▶ BRIEF: State how many lines hold the string "name". Give the number and nothing else.
==*==
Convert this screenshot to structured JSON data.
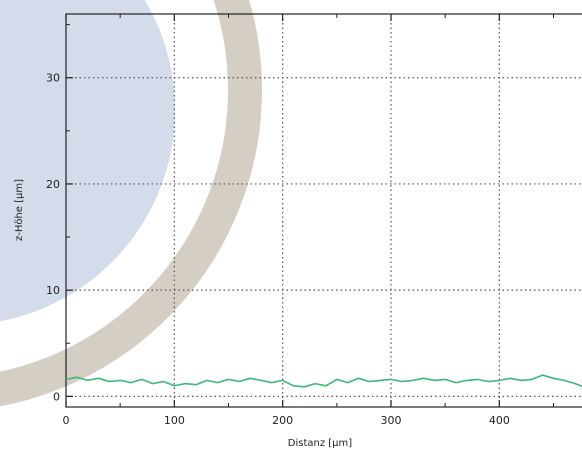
{
  "chart_data": {
    "type": "line",
    "title": "",
    "xlabel": "Distanz [µm]",
    "ylabel": "z-Höhe [µm]",
    "xlim": [
      0,
      480
    ],
    "ylim": [
      -1,
      36
    ],
    "x_ticks": [
      0,
      100,
      200,
      300,
      400
    ],
    "y_ticks": [
      0,
      10,
      20,
      30
    ],
    "grid": true,
    "colors": {
      "line": "#3cb878",
      "grid": "#555555",
      "axis": "#222222"
    },
    "series": [
      {
        "x": [
          0,
          10,
          20,
          30,
          40,
          50,
          60,
          70,
          80,
          90,
          100,
          110,
          120,
          130,
          140,
          150,
          160,
          170,
          180,
          190,
          200,
          210,
          220,
          230,
          240,
          250,
          260,
          270,
          280,
          290,
          300,
          310,
          320,
          330,
          340,
          350,
          360,
          370,
          380,
          390,
          400,
          410,
          420,
          430,
          440,
          450,
          460,
          470,
          480
        ],
        "y": [
          1.6,
          1.8,
          1.5,
          1.7,
          1.4,
          1.5,
          1.3,
          1.6,
          1.2,
          1.4,
          1.0,
          1.2,
          1.1,
          1.5,
          1.3,
          1.6,
          1.4,
          1.7,
          1.5,
          1.3,
          1.5,
          1.0,
          0.9,
          1.2,
          1.0,
          1.6,
          1.3,
          1.7,
          1.4,
          1.5,
          1.6,
          1.4,
          1.5,
          1.7,
          1.5,
          1.6,
          1.3,
          1.5,
          1.6,
          1.4,
          1.5,
          1.7,
          1.5,
          1.6,
          2.0,
          1.7,
          1.5,
          1.2,
          0.8
        ]
      }
    ]
  }
}
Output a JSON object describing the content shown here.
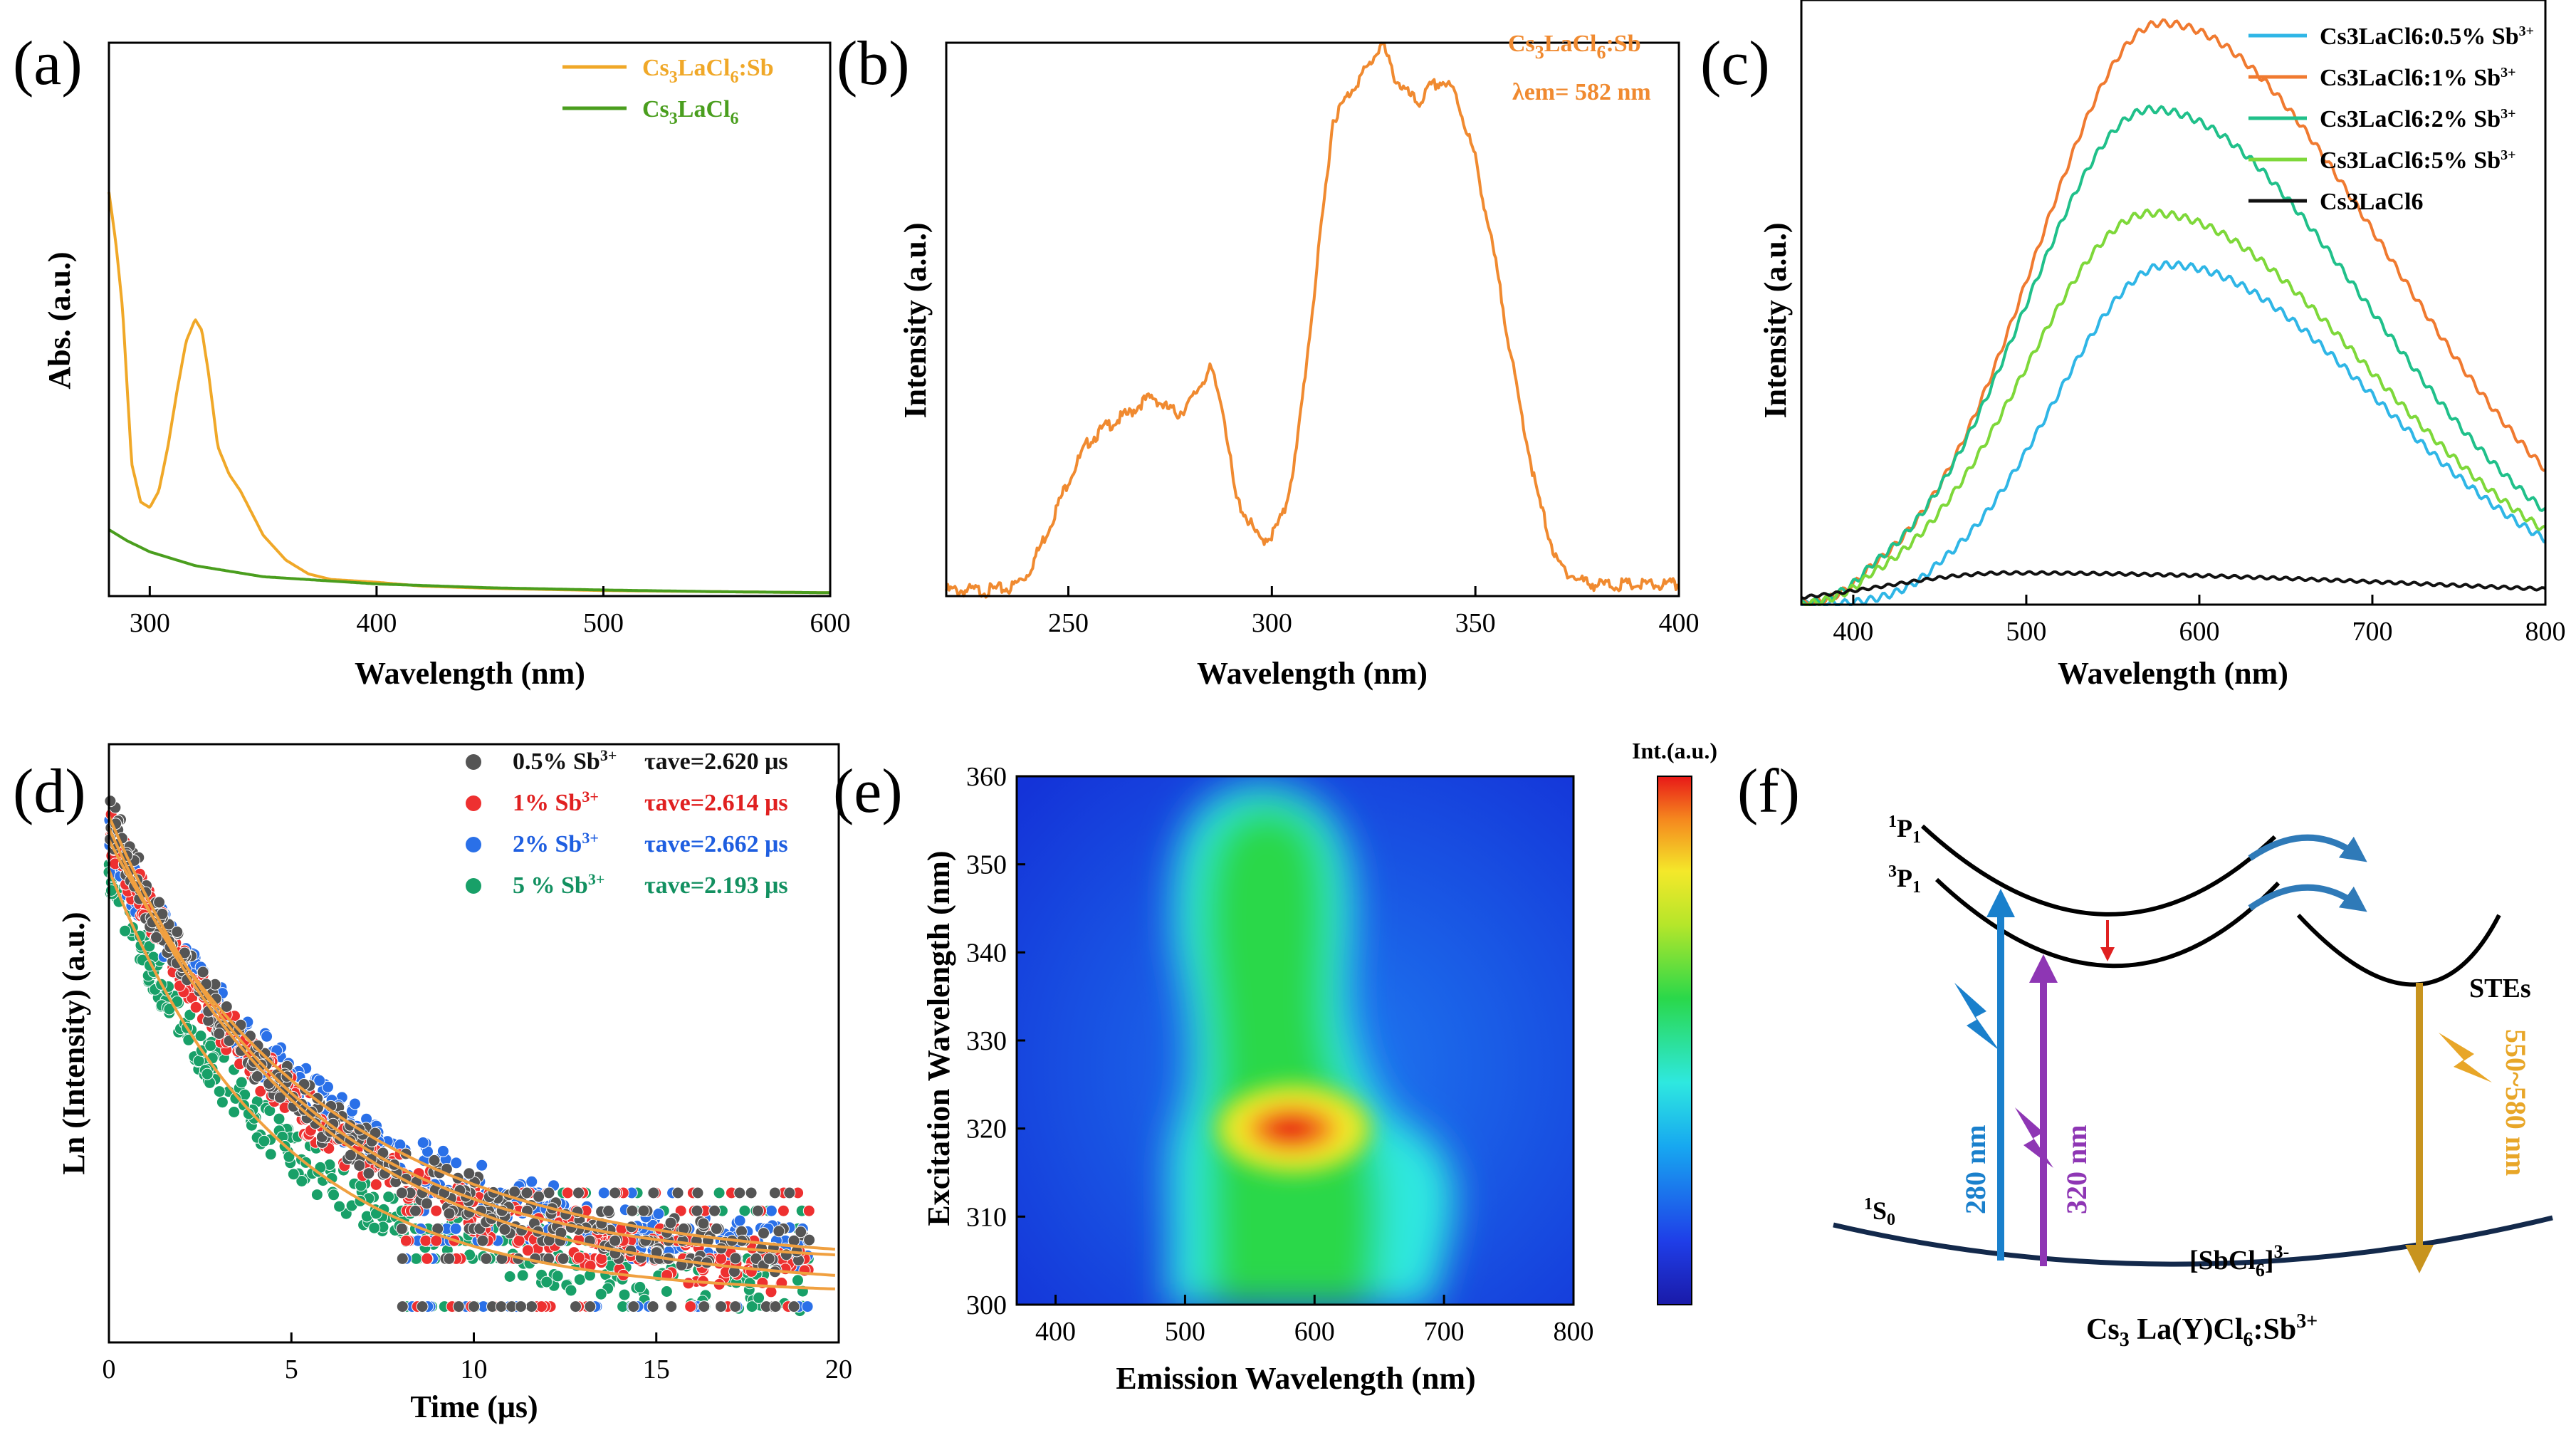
{
  "figure": {
    "panels": [
      "(a)",
      "(b)",
      "(c)",
      "(d)",
      "(e)",
      "(f)"
    ]
  },
  "chart_data": [
    {
      "id": "a",
      "type": "line",
      "xlabel": "Wavelength (nm)",
      "ylabel": "Abs. (a.u.)",
      "xlim": [
        282,
        600
      ],
      "ylim": [
        0,
        1
      ],
      "xticks": [
        300,
        400,
        500,
        600
      ],
      "legend_position": "top-right",
      "series": [
        {
          "name": "Cs3LaCl6:Sb",
          "color": "#f0a828",
          "x": [
            282,
            285,
            288,
            292,
            296,
            300,
            304,
            308,
            312,
            316,
            320,
            323,
            326,
            330,
            335,
            340,
            345,
            350,
            360,
            370,
            380,
            400,
            420,
            450,
            500,
            550,
            600
          ],
          "y": [
            0.73,
            0.64,
            0.52,
            0.24,
            0.17,
            0.16,
            0.19,
            0.27,
            0.37,
            0.46,
            0.5,
            0.48,
            0.4,
            0.27,
            0.22,
            0.19,
            0.15,
            0.11,
            0.065,
            0.04,
            0.03,
            0.025,
            0.018,
            0.014,
            0.01,
            0.008,
            0.006
          ]
        },
        {
          "name": "Cs3LaCl6",
          "color": "#4a9e1e",
          "x": [
            282,
            290,
            300,
            320,
            350,
            400,
            450,
            500,
            550,
            600
          ],
          "y": [
            0.12,
            0.1,
            0.08,
            0.055,
            0.035,
            0.022,
            0.015,
            0.011,
            0.008,
            0.006
          ]
        }
      ]
    },
    {
      "id": "b",
      "type": "line",
      "xlabel": "Wavelength (nm)",
      "ylabel": "Intensity (a.u.)",
      "xlim": [
        220,
        400
      ],
      "ylim": [
        0,
        1
      ],
      "xticks": [
        250,
        300,
        350,
        400
      ],
      "annotation": {
        "label": "Cs3LaCl6:Sb",
        "emission": "λem= 582 nm"
      },
      "series": [
        {
          "name": "Cs3LaCl6:Sb",
          "color": "#f08a30",
          "x": [
            220,
            230,
            236,
            240,
            245,
            250,
            255,
            260,
            265,
            268,
            271,
            274,
            277,
            280,
            283,
            285,
            288,
            291,
            294,
            297,
            300,
            303,
            306,
            310,
            315,
            320,
            324,
            327,
            330,
            333,
            336,
            339,
            342,
            345,
            350,
            355,
            360,
            365,
            370,
            375,
            380,
            390,
            400
          ],
          "y": [
            0.01,
            0.01,
            0.015,
            0.04,
            0.12,
            0.21,
            0.28,
            0.31,
            0.33,
            0.35,
            0.36,
            0.34,
            0.33,
            0.35,
            0.39,
            0.41,
            0.34,
            0.18,
            0.14,
            0.1,
            0.11,
            0.15,
            0.26,
            0.52,
            0.86,
            0.92,
            0.96,
            1.0,
            0.94,
            0.91,
            0.89,
            0.92,
            0.93,
            0.91,
            0.79,
            0.6,
            0.38,
            0.19,
            0.06,
            0.03,
            0.02,
            0.02,
            0.02
          ]
        }
      ]
    },
    {
      "id": "c",
      "type": "line",
      "xlabel": "Wavelength (nm)",
      "ylabel": "Intensity (a.u.)",
      "xlim": [
        370,
        800
      ],
      "ylim": [
        0,
        1.05
      ],
      "xticks": [
        400,
        500,
        600,
        700,
        800
      ],
      "legend_position": "top-right",
      "series": [
        {
          "name": "Cs3LaCl6:0.5% Sb3+",
          "label_main": "Cs3LaCl6:0.5% Sb",
          "label_sup": "3+",
          "color": "#2fb6e6",
          "peak": 582,
          "amp": 0.59,
          "left_width": 65,
          "right_width": 120,
          "baseline_cut": 450
        },
        {
          "name": "Cs3LaCl6:1% Sb3+",
          "label_main": "Cs3LaCl6:1% Sb",
          "label_sup": "3+",
          "color": "#f07a30",
          "peak": 578,
          "amp": 1.01,
          "left_width": 72,
          "right_width": 130,
          "baseline_cut": 410
        },
        {
          "name": "Cs3LaCl6:2% Sb3+",
          "label_main": "Cs3LaCl6:2% Sb",
          "label_sup": "3+",
          "color": "#20c08a",
          "peak": 572,
          "amp": 0.86,
          "left_width": 72,
          "right_width": 125,
          "baseline_cut": 410
        },
        {
          "name": "Cs3LaCl6:5% Sb3+",
          "label_main": "Cs3LaCl6:5% Sb",
          "label_sup": "3+",
          "color": "#7ed83a",
          "peak": 572,
          "amp": 0.68,
          "left_width": 72,
          "right_width": 125,
          "baseline_cut": 410
        },
        {
          "name": "Cs3LaCl6",
          "label_main": "Cs3LaCl6",
          "label_sup": "",
          "color": "#111111",
          "peak": 490,
          "amp": 0.055,
          "left_width": 70,
          "right_width": 260,
          "baseline_cut": 370
        }
      ]
    },
    {
      "id": "d",
      "type": "scatter",
      "xlabel": "Time (μs)",
      "ylabel": "Ln (Intensity) (a.u.)",
      "xlim": [
        0,
        20
      ],
      "ylim": [
        0,
        1
      ],
      "xticks": [
        0,
        5,
        10,
        15,
        20
      ],
      "legend_position": "top-right",
      "series": [
        {
          "name": "0.5% Sb3+",
          "pct": "0.5%",
          "tau": "τave=2.620 μs",
          "color": "#555555",
          "text_color": "#111111",
          "y0": 0.88,
          "yfloor": 0.13,
          "decay": 5.2
        },
        {
          "name": "1% Sb3+",
          "pct": "1%",
          "tau": "τave=2.614 μs",
          "color": "#ee3030",
          "text_color": "#e02020",
          "y0": 0.86,
          "yfloor": 0.09,
          "decay": 5.6
        },
        {
          "name": "2% Sb3+",
          "pct": "2%",
          "tau": "τave=2.662 μs",
          "color": "#2a70e8",
          "text_color": "#1e5ee0",
          "y0": 0.84,
          "yfloor": 0.13,
          "decay": 6.0
        },
        {
          "name": "5 % Sb3+",
          "pct": "5 %",
          "tau": "τave=2.193 μs",
          "color": "#18a068",
          "text_color": "#129060",
          "y0": 0.79,
          "yfloor": 0.08,
          "decay": 4.6
        }
      ]
    },
    {
      "id": "e",
      "type": "heatmap",
      "xlabel": "Emission Wavelength (nm)",
      "ylabel": "Excitation Wavelength (nm)",
      "xlim": [
        370,
        800
      ],
      "ylim": [
        300,
        360
      ],
      "xticks": [
        400,
        500,
        600,
        700,
        800
      ],
      "yticks": [
        300,
        310,
        320,
        330,
        340,
        350,
        360
      ],
      "colorbar_label": "Int.(a.u.)",
      "hotspot": {
        "emission": 585,
        "excitation": 320
      }
    }
  ],
  "scheme": {
    "levels": [
      "1P1",
      "3P1",
      "1S0",
      "STEs"
    ],
    "excitation_arrows": [
      "280 nm",
      "320 nm"
    ],
    "emission_arrow": "550~580 nm",
    "complex": "[SbCl6]3-",
    "formula": "Cs3 La(Y)Cl6:Sb3+"
  }
}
==*==
▶ WRITTEN RESPONSE: 12